Goal: Of all the lines in the material, how many include the word "Stockholders"? Give only the number.

Records for the exercise:
= = =

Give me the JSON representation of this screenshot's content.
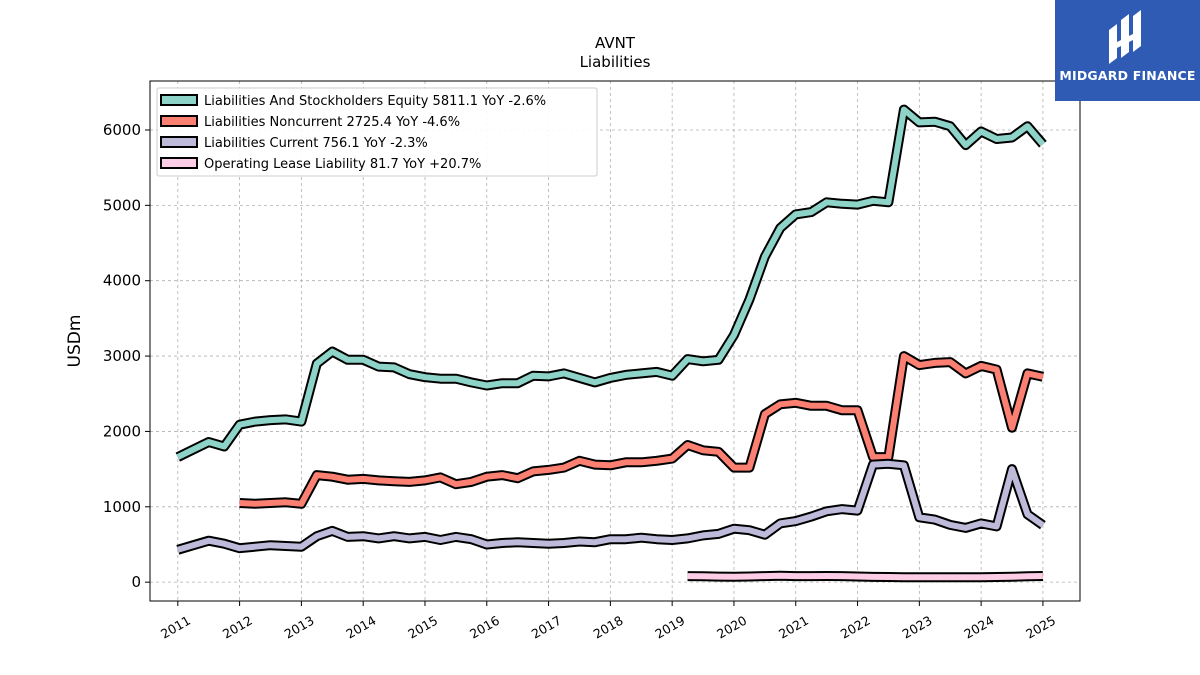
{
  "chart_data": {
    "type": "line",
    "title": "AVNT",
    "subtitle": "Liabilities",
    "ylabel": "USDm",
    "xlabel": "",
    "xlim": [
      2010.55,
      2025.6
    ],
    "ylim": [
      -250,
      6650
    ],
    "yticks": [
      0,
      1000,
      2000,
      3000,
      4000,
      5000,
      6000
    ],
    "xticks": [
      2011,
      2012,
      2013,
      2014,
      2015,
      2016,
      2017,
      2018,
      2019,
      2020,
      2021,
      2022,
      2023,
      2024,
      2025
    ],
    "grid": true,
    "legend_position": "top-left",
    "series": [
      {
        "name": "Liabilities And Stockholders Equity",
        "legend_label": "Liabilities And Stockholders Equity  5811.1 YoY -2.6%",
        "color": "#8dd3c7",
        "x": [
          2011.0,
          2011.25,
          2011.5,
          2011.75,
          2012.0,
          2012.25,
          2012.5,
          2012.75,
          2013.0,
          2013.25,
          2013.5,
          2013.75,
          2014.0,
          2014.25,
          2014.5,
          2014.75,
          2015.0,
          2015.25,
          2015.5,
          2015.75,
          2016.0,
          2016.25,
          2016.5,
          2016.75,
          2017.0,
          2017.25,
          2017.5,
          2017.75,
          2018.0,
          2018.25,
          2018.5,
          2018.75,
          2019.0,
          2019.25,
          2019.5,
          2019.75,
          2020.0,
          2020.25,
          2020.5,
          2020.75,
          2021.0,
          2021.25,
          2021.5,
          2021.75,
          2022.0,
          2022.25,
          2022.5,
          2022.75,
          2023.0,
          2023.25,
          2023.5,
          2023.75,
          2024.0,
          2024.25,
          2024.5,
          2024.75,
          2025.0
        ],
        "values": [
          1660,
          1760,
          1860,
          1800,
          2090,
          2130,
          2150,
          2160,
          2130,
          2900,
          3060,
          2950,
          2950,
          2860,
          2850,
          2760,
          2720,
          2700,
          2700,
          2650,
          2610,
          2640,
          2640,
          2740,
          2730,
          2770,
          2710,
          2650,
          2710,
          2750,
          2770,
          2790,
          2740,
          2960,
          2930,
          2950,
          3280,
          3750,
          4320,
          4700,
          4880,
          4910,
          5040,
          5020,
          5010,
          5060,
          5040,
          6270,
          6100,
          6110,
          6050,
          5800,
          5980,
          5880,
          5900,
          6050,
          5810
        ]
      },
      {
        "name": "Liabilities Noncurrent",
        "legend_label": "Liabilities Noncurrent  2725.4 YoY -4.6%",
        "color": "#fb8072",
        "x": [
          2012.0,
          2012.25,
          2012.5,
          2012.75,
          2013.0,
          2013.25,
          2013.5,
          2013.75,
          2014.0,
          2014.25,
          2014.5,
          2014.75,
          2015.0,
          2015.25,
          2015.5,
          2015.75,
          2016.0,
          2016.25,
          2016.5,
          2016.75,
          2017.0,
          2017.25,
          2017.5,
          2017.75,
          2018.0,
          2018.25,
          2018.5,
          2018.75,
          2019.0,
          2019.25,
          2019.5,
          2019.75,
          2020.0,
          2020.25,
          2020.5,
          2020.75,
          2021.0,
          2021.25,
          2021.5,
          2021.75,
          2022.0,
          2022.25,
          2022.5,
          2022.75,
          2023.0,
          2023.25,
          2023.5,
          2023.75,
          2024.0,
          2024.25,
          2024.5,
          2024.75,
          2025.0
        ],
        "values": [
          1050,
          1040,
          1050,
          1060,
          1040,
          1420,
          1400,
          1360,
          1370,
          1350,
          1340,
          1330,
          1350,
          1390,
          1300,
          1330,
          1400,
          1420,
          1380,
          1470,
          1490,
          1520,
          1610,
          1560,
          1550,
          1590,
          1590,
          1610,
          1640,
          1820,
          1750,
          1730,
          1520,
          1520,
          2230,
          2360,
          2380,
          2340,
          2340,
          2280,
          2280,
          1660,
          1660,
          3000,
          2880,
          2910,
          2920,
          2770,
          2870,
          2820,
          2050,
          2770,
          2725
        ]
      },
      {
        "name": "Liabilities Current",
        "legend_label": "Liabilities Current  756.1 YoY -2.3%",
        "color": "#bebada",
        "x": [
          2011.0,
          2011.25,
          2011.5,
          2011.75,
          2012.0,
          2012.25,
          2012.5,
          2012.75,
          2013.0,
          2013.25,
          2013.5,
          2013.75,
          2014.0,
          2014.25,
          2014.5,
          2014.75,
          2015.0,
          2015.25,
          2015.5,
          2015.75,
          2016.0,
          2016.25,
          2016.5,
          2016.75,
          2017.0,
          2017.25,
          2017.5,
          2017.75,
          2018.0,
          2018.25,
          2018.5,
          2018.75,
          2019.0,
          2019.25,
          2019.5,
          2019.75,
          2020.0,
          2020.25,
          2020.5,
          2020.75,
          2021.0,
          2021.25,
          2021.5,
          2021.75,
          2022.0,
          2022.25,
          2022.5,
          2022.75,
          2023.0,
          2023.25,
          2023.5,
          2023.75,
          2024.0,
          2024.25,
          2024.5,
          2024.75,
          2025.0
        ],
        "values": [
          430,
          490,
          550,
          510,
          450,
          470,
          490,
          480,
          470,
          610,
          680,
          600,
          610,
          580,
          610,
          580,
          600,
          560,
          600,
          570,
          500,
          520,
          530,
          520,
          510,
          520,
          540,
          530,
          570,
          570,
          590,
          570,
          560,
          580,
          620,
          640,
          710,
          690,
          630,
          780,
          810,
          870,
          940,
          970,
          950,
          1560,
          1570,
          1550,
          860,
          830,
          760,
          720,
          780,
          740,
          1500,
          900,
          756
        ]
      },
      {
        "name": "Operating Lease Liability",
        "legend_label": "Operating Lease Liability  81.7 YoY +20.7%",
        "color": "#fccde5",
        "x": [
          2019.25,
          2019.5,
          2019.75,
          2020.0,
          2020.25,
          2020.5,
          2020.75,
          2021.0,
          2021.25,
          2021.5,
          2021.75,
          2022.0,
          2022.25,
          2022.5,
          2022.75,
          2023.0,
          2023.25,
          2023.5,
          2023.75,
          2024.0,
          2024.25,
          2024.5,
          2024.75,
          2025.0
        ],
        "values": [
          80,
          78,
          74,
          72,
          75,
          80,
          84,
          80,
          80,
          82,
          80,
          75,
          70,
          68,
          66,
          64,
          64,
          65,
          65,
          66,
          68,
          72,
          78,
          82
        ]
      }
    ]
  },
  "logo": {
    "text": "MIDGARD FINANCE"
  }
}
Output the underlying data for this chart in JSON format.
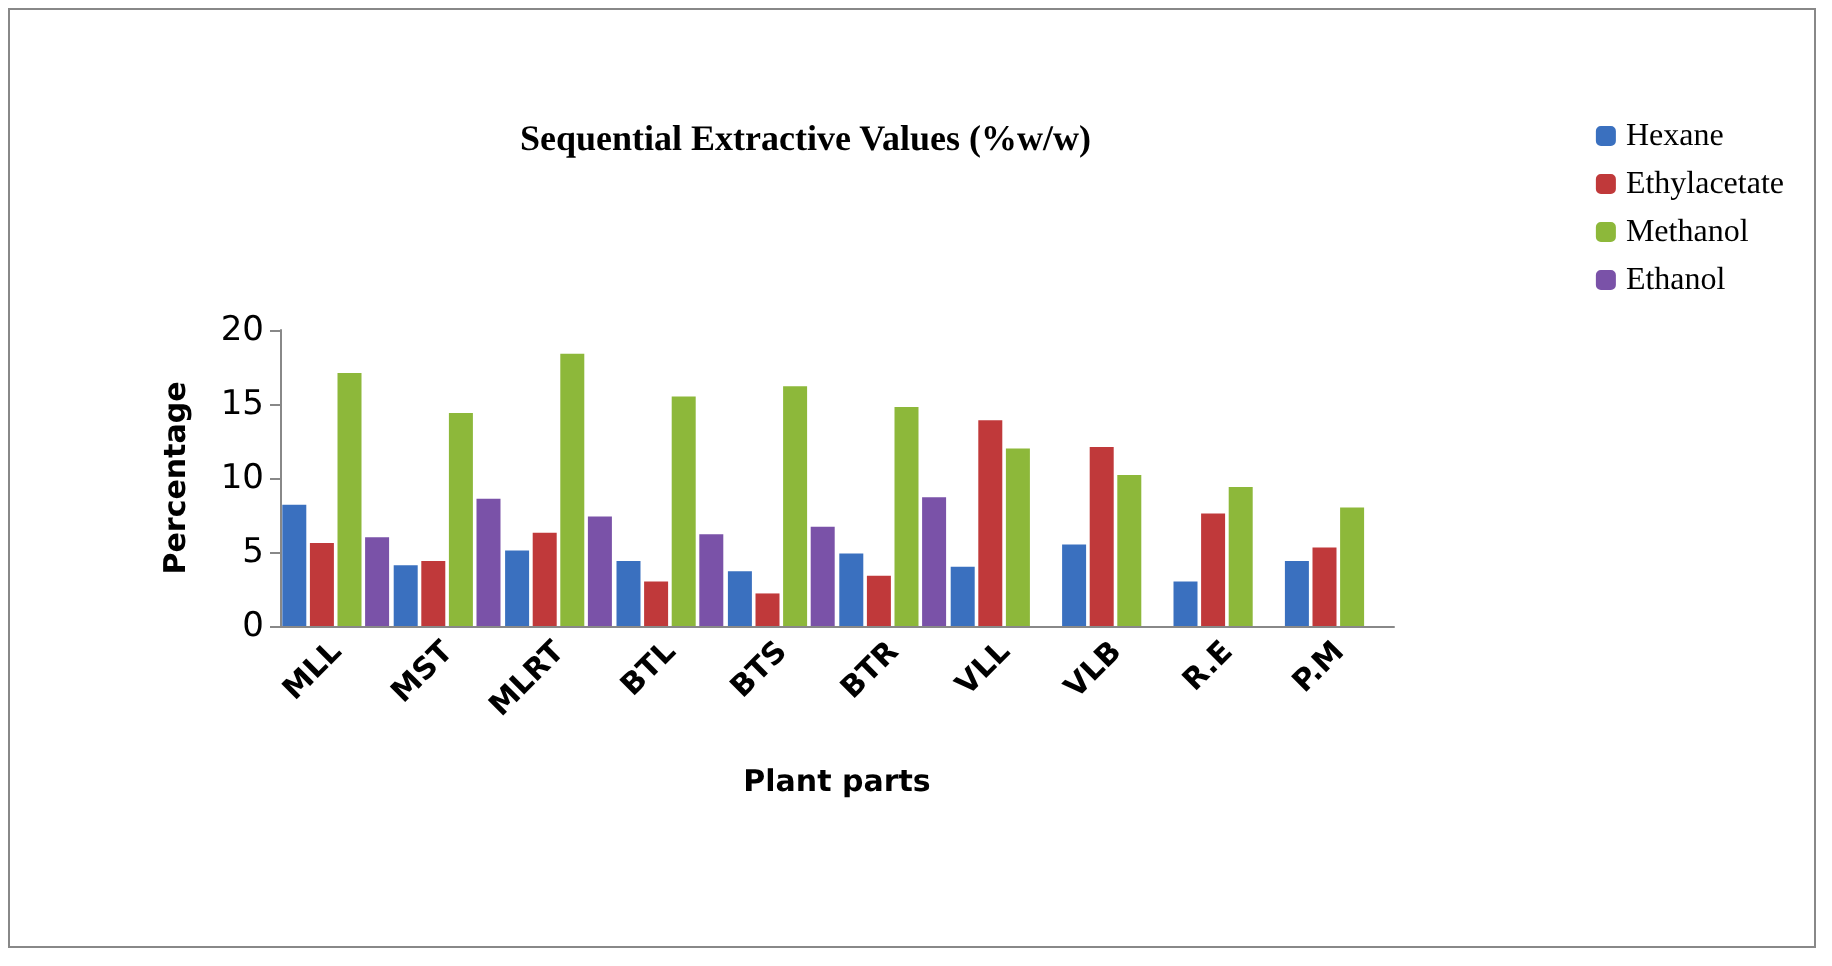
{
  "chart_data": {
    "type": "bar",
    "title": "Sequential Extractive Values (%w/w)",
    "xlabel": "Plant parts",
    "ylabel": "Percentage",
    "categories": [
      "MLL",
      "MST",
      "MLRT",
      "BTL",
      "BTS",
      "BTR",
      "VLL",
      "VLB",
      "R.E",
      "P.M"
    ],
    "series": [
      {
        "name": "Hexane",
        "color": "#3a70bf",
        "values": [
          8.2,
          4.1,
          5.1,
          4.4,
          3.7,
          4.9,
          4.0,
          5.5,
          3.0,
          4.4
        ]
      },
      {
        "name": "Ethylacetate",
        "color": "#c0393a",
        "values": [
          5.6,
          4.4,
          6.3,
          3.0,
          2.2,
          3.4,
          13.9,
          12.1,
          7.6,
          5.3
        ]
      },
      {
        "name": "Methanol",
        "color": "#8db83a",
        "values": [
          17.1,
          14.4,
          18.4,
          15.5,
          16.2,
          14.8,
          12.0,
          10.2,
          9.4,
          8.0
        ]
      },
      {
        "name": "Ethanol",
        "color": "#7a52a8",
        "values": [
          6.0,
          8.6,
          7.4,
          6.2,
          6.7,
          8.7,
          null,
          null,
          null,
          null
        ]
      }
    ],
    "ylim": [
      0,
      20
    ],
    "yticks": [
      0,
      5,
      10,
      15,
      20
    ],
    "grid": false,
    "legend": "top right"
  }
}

= = =

Solution for this problem: 2